Leave the pictures out and print every record below exactly as it stands.
BEGIN STORED RECORDS
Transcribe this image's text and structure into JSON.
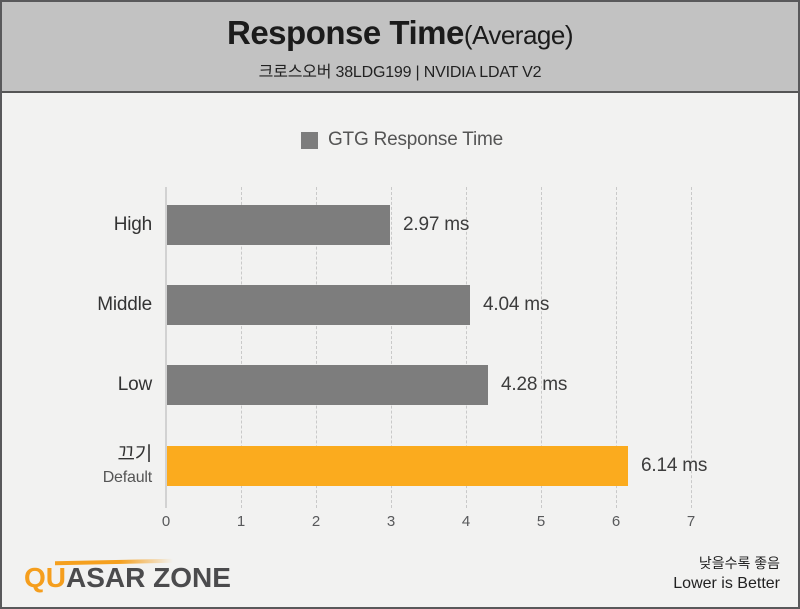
{
  "header": {
    "title": "Response Time",
    "title_suffix": "(Average)",
    "subtitle": "크로스오버 38LDG199  |  NVIDIA LDAT V2"
  },
  "legend": {
    "label": "GTG Response Time",
    "swatch_color": "#7d7d7d"
  },
  "chart_data": {
    "type": "bar",
    "orientation": "horizontal",
    "title": "Response Time (Average)",
    "series_name": "GTG Response Time",
    "unit": "ms",
    "categories": [
      "High",
      "Middle",
      "Low",
      "끄기"
    ],
    "category_sublabels": [
      "",
      "",
      "",
      "Default"
    ],
    "values": [
      2.97,
      4.04,
      4.28,
      6.14
    ],
    "value_labels": [
      "2.97 ms",
      "4.04 ms",
      "4.28 ms",
      "6.14 ms"
    ],
    "bar_colors": [
      "#7d7d7d",
      "#7d7d7d",
      "#7d7d7d",
      "#fbab1e"
    ],
    "xlim": [
      0,
      7
    ],
    "ticks": [
      0,
      1,
      2,
      3,
      4,
      5,
      6,
      7
    ],
    "grid": "vertical-dashed",
    "legend_position": "top-center",
    "note": "Lower is Better"
  },
  "footer": {
    "logo_qu": "QU",
    "logo_rest": "ASAR ZONE",
    "note_ko": "낮을수록 좋음",
    "note_en": "Lower is Better"
  },
  "colors": {
    "header_bg": "#c2c2c2",
    "body_bg": "#f2f2f1",
    "border": "#59595b",
    "bar_gray": "#7d7d7d",
    "bar_orange": "#fbab1e",
    "gridline": "#c9c9c9",
    "axis": "#d2d2d2"
  }
}
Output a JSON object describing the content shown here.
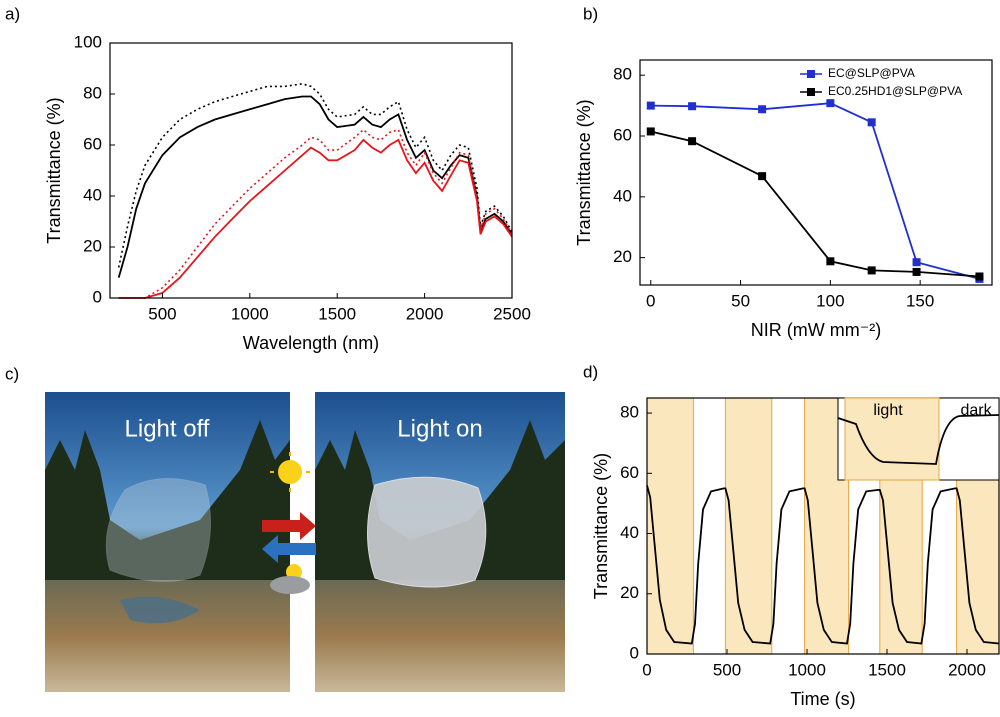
{
  "chart_data": [
    {
      "type": "line",
      "panel_label": "a)",
      "x_label": "Wavelength (nm)",
      "y_label": "Transmittance (%)",
      "xlim": [
        200,
        2500
      ],
      "xticks": [
        500,
        1000,
        1500,
        2000,
        2500
      ],
      "ylim": [
        0,
        100
      ],
      "yticks": [
        0,
        20,
        40,
        60,
        80,
        100
      ],
      "x": [
        250,
        300,
        350,
        400,
        500,
        600,
        700,
        800,
        900,
        1000,
        1100,
        1200,
        1300,
        1350,
        1400,
        1450,
        1500,
        1600,
        1650,
        1700,
        1750,
        1800,
        1850,
        1900,
        1950,
        2000,
        2050,
        2100,
        2150,
        2200,
        2250,
        2300,
        2320,
        2350,
        2400,
        2450,
        2500
      ],
      "series": [
        {
          "color": "#000000",
          "style": "solid",
          "values": [
            8,
            20,
            35,
            45,
            56,
            63,
            67,
            70,
            72,
            74,
            76,
            78,
            79,
            79,
            76,
            70,
            67,
            68,
            71,
            68,
            67,
            70,
            72,
            62,
            55,
            58,
            50,
            47,
            52,
            56,
            55,
            40,
            26,
            31,
            33,
            30,
            25
          ]
        },
        {
          "color": "#000000",
          "style": "dotted",
          "values": [
            12,
            28,
            42,
            52,
            63,
            70,
            74,
            77,
            79,
            81,
            83,
            83,
            84,
            83,
            80,
            74,
            71,
            72,
            75,
            72,
            72,
            75,
            77,
            66,
            59,
            63,
            54,
            50,
            56,
            60,
            59,
            43,
            28,
            34,
            36,
            32,
            26
          ]
        },
        {
          "color": "#e8141b",
          "style": "solid",
          "values": [
            0,
            0,
            0,
            0,
            2,
            8,
            16,
            24,
            31,
            38,
            44,
            50,
            56,
            59,
            57,
            54,
            54,
            58,
            62,
            59,
            57,
            60,
            62,
            54,
            49,
            53,
            46,
            42,
            48,
            54,
            53,
            38,
            25,
            30,
            32,
            29,
            24
          ]
        },
        {
          "color": "#e8141b",
          "style": "dotted",
          "values": [
            0,
            0,
            0,
            0,
            4,
            11,
            20,
            29,
            36,
            43,
            49,
            55,
            60,
            63,
            62,
            58,
            58,
            63,
            66,
            63,
            62,
            65,
            66,
            57,
            52,
            57,
            49,
            45,
            51,
            57,
            56,
            40,
            27,
            33,
            35,
            31,
            25
          ]
        }
      ]
    },
    {
      "type": "line",
      "panel_label": "b)",
      "x_label": "NIR (mW mm⁻²)",
      "y_label": "Transmittance (%)",
      "xlim": [
        -6,
        190
      ],
      "xticks": [
        0,
        50,
        100,
        150
      ],
      "ylim": [
        11,
        85
      ],
      "yticks": [
        20,
        40,
        60,
        80
      ],
      "x": [
        0,
        23,
        62,
        100,
        123,
        148,
        183
      ],
      "marker": "square",
      "legend": "top-right",
      "series": [
        {
          "name": "EC@SLP@PVA",
          "color": "#1f2fd0",
          "style": "solid",
          "values": [
            70,
            69.8,
            68.8,
            70.8,
            64.5,
            18.5,
            13
          ]
        },
        {
          "name": "EC0.25HD1@SLP@PVA",
          "color": "#000000",
          "style": "solid",
          "values": [
            61.5,
            58.3,
            46.8,
            18.8,
            15.8,
            15.3,
            13.8
          ]
        }
      ]
    },
    {
      "type": "line",
      "panel_label": "d)",
      "x_label": "Time (s)",
      "y_label": "Transmittance (%)",
      "xlim": [
        0,
        2200
      ],
      "xticks": [
        0,
        500,
        1000,
        1500,
        2000
      ],
      "ylim": [
        0,
        85
      ],
      "yticks": [
        0,
        20,
        40,
        60,
        80
      ],
      "shaded_ranges": [
        [
          0,
          290
        ],
        [
          490,
          780
        ],
        [
          985,
          1260
        ],
        [
          1455,
          1720
        ],
        [
          1935,
          2200
        ]
      ],
      "shade_color": "#fbe7bd",
      "inset_labels": [
        "light",
        "dark"
      ],
      "x": [
        0,
        20,
        50,
        80,
        120,
        170,
        280,
        300,
        320,
        350,
        400,
        480,
        490,
        510,
        540,
        570,
        610,
        660,
        770,
        790,
        810,
        840,
        890,
        975,
        985,
        1005,
        1035,
        1065,
        1105,
        1155,
        1250,
        1270,
        1290,
        1320,
        1370,
        1445,
        1455,
        1475,
        1505,
        1535,
        1575,
        1625,
        1715,
        1735,
        1755,
        1785,
        1835,
        1925,
        1935,
        1955,
        1985,
        2015,
        2055,
        2105,
        2200
      ],
      "series": [
        {
          "color": "#000000",
          "style": "solid",
          "values": [
            56,
            52,
            35,
            18,
            8,
            4,
            3.5,
            10,
            30,
            48,
            54,
            55,
            55,
            51,
            34,
            17,
            8,
            4,
            3.5,
            10,
            30,
            48,
            54,
            55,
            55,
            51,
            34,
            17,
            8,
            4,
            3.5,
            10,
            30,
            48,
            54,
            54.5,
            54.5,
            51,
            34,
            17,
            8,
            4,
            3.5,
            10,
            30,
            48,
            54,
            55,
            55,
            51,
            34,
            17,
            8,
            4,
            3.5
          ]
        }
      ]
    }
  ],
  "panel_c": {
    "label": "c)",
    "left_caption": "Light off",
    "right_caption": "Light on"
  }
}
END STORED RECORDS
◆ **EXERCISE SOLUTION**
Transcribe this image's text and structure into JSON.
{
  "header": {
    "title": "Response Time",
    "title_suffix": "(Average)",
    "subtitle": "크로스오버 38LDG199  |  NVIDIA LDAT V2"
  },
  "legend": {
    "label": "GTG Response Time",
    "swatch_color": "#7d7d7d"
  },
  "chart_data": {
    "type": "bar",
    "orientation": "horizontal",
    "title": "Response Time (Average)",
    "series_name": "GTG Response Time",
    "unit": "ms",
    "categories": [
      "High",
      "Middle",
      "Low",
      "끄기"
    ],
    "category_sublabels": [
      "",
      "",
      "",
      "Default"
    ],
    "values": [
      2.97,
      4.04,
      4.28,
      6.14
    ],
    "value_labels": [
      "2.97 ms",
      "4.04 ms",
      "4.28 ms",
      "6.14 ms"
    ],
    "bar_colors": [
      "#7d7d7d",
      "#7d7d7d",
      "#7d7d7d",
      "#fbab1e"
    ],
    "xlim": [
      0,
      7
    ],
    "ticks": [
      0,
      1,
      2,
      3,
      4,
      5,
      6,
      7
    ],
    "grid": "vertical-dashed",
    "legend_position": "top-center",
    "note": "Lower is Better"
  },
  "footer": {
    "logo_qu": "QU",
    "logo_rest": "ASAR ZONE",
    "note_ko": "낮을수록 좋음",
    "note_en": "Lower is Better"
  },
  "colors": {
    "header_bg": "#c2c2c2",
    "body_bg": "#f2f2f1",
    "border": "#59595b",
    "bar_gray": "#7d7d7d",
    "bar_orange": "#fbab1e",
    "gridline": "#c9c9c9",
    "axis": "#d2d2d2"
  }
}
Output a JSON object describing the content shown here.
{
  "chart_data": [
    {
      "type": "line",
      "panel_label": "a)",
      "x_label": "Wavelength (nm)",
      "y_label": "Transmittance (%)",
      "xlim": [
        200,
        2500
      ],
      "xticks": [
        500,
        1000,
        1500,
        2000,
        2500
      ],
      "ylim": [
        0,
        100
      ],
      "yticks": [
        0,
        20,
        40,
        60,
        80,
        100
      ],
      "x": [
        250,
        300,
        350,
        400,
        500,
        600,
        700,
        800,
        900,
        1000,
        1100,
        1200,
        1300,
        1350,
        1400,
        1450,
        1500,
        1600,
        1650,
        1700,
        1750,
        1800,
        1850,
        1900,
        1950,
        2000,
        2050,
        2100,
        2150,
        2200,
        2250,
        2300,
        2320,
        2350,
        2400,
        2450,
        2500
      ],
      "series": [
        {
          "color": "#000000",
          "style": "solid",
          "values": [
            8,
            20,
            35,
            45,
            56,
            63,
            67,
            70,
            72,
            74,
            76,
            78,
            79,
            79,
            76,
            70,
            67,
            68,
            71,
            68,
            67,
            70,
            72,
            62,
            55,
            58,
            50,
            47,
            52,
            56,
            55,
            40,
            26,
            31,
            33,
            30,
            25
          ]
        },
        {
          "color": "#000000",
          "style": "dotted",
          "values": [
            12,
            28,
            42,
            52,
            63,
            70,
            74,
            77,
            79,
            81,
            83,
            83,
            84,
            83,
            80,
            74,
            71,
            72,
            75,
            72,
            72,
            75,
            77,
            66,
            59,
            63,
            54,
            50,
            56,
            60,
            59,
            43,
            28,
            34,
            36,
            32,
            26
          ]
        },
        {
          "color": "#e8141b",
          "style": "solid",
          "values": [
            0,
            0,
            0,
            0,
            2,
            8,
            16,
            24,
            31,
            38,
            44,
            50,
            56,
            59,
            57,
            54,
            54,
            58,
            62,
            59,
            57,
            60,
            62,
            54,
            49,
            53,
            46,
            42,
            48,
            54,
            53,
            38,
            25,
            30,
            32,
            29,
            24
          ]
        },
        {
          "color": "#e8141b",
          "style": "dotted",
          "values": [
            0,
            0,
            0,
            0,
            4,
            11,
            20,
            29,
            36,
            43,
            49,
            55,
            60,
            63,
            62,
            58,
            58,
            63,
            66,
            63,
            62,
            65,
            66,
            57,
            52,
            57,
            49,
            45,
            51,
            57,
            56,
            40,
            27,
            33,
            35,
            31,
            25
          ]
        }
      ]
    },
    {
      "type": "line",
      "panel_label": "b)",
      "x_label": "NIR (mW mm⁻²)",
      "y_label": "Transmittance (%)",
      "xlim": [
        -6,
        190
      ],
      "xticks": [
        0,
        50,
        100,
        150
      ],
      "ylim": [
        11,
        85
      ],
      "yticks": [
        20,
        40,
        60,
        80
      ],
      "x": [
        0,
        23,
        62,
        100,
        123,
        148,
        183
      ],
      "marker": "square",
      "legend": "top-right",
      "series": [
        {
          "name": "EC@SLP@PVA",
          "color": "#1f2fd0",
          "style": "solid",
          "values": [
            70,
            69.8,
            68.8,
            70.8,
            64.5,
            18.5,
            13
          ]
        },
        {
          "name": "EC0.25HD1@SLP@PVA",
          "color": "#000000",
          "style": "solid",
          "values": [
            61.5,
            58.3,
            46.8,
            18.8,
            15.8,
            15.3,
            13.8
          ]
        }
      ]
    },
    {
      "type": "line",
      "panel_label": "d)",
      "x_label": "Time (s)",
      "y_label": "Transmittance (%)",
      "xlim": [
        0,
        2200
      ],
      "xticks": [
        0,
        500,
        1000,
        1500,
        2000
      ],
      "ylim": [
        0,
        85
      ],
      "yticks": [
        0,
        20,
        40,
        60,
        80
      ],
      "shaded_ranges": [
        [
          0,
          290
        ],
        [
          490,
          780
        ],
        [
          985,
          1260
        ],
        [
          1455,
          1720
        ],
        [
          1935,
          2200
        ]
      ],
      "shade_color": "#fbe7bd",
      "inset_labels": [
        "light",
        "dark"
      ],
      "x": [
        0,
        20,
        50,
        80,
        120,
        170,
        280,
        300,
        320,
        350,
        400,
        480,
        490,
        510,
        540,
        570,
        610,
        660,
        770,
        790,
        810,
        840,
        890,
        975,
        985,
        1005,
        1035,
        1065,
        1105,
        1155,
        1250,
        1270,
        1290,
        1320,
        1370,
        1445,
        1455,
        1475,
        1505,
        1535,
        1575,
        1625,
        1715,
        1735,
        1755,
        1785,
        1835,
        1925,
        1935,
        1955,
        1985,
        2015,
        2055,
        2105,
        2200
      ],
      "series": [
        {
          "color": "#000000",
          "style": "solid",
          "values": [
            56,
            52,
            35,
            18,
            8,
            4,
            3.5,
            10,
            30,
            48,
            54,
            55,
            55,
            51,
            34,
            17,
            8,
            4,
            3.5,
            10,
            30,
            48,
            54,
            55,
            55,
            51,
            34,
            17,
            8,
            4,
            3.5,
            10,
            30,
            48,
            54,
            54.5,
            54.5,
            51,
            34,
            17,
            8,
            4,
            3.5,
            10,
            30,
            48,
            54,
            55,
            55,
            51,
            34,
            17,
            8,
            4,
            3.5
          ]
        }
      ]
    }
  ],
  "panel_c": {
    "label": "c)",
    "left_caption": "Light off",
    "right_caption": "Light on"
  }
}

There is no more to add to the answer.